WHAT YOU ARE ASKED TO DO =>
Your task is to output the data exactly as it stands.

========================================

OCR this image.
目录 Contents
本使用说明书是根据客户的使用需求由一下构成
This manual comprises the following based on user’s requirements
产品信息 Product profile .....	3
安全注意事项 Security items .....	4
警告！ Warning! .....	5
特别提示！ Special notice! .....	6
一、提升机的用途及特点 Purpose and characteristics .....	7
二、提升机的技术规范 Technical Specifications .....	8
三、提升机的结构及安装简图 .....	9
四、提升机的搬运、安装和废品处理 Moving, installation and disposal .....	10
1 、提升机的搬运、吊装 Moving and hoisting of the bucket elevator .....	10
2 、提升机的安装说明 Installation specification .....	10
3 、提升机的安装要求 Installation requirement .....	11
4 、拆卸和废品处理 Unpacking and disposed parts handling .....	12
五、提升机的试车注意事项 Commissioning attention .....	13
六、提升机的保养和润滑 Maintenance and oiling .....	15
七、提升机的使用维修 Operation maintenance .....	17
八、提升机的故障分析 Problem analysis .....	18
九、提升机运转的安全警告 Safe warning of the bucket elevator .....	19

========================================

FULL SOLUTION =>
OCR this image.
目录 Contents
本使用说明书是根据客户的使用需求由一下构成
This manual comprises the following based on user’s requirements
产品信息 Product profile .....	3
安全注意事项 Security items .....	4
警告！ Warning! .....	5
特别提示！ Special notice! .....	6
一、提升机的用途及特点 Purpose and characteristics .....	7
二、提升机的技术规范 Technical Specifications .....	8
三、提升机的结构及安装简图 .....	9
四、提升机的搬运、安装和废品处理 Moving, installation and disposal .....	10
1 、提升机的搬运、吊装 Moving and hoisting of the bucket elevator .....	10
2 、提升机的安装说明 Installation specification .....	10
3 、提升机的安装要求 Installation requirement .....	11
4 、拆卸和废品处理 Unpacking and disposed parts handling .....	12
五、提升机的试车注意事项 Commissioning attention .....	13
六、提升机的保养和润滑 Maintenance and oiling .....	15
七、提升机的使用维修 Operation maintenance .....	17
八、提升机的故障分析 Problem analysis .....	18
九、提升机运转的安全警告 Safe warning of the bucket elevator .....	19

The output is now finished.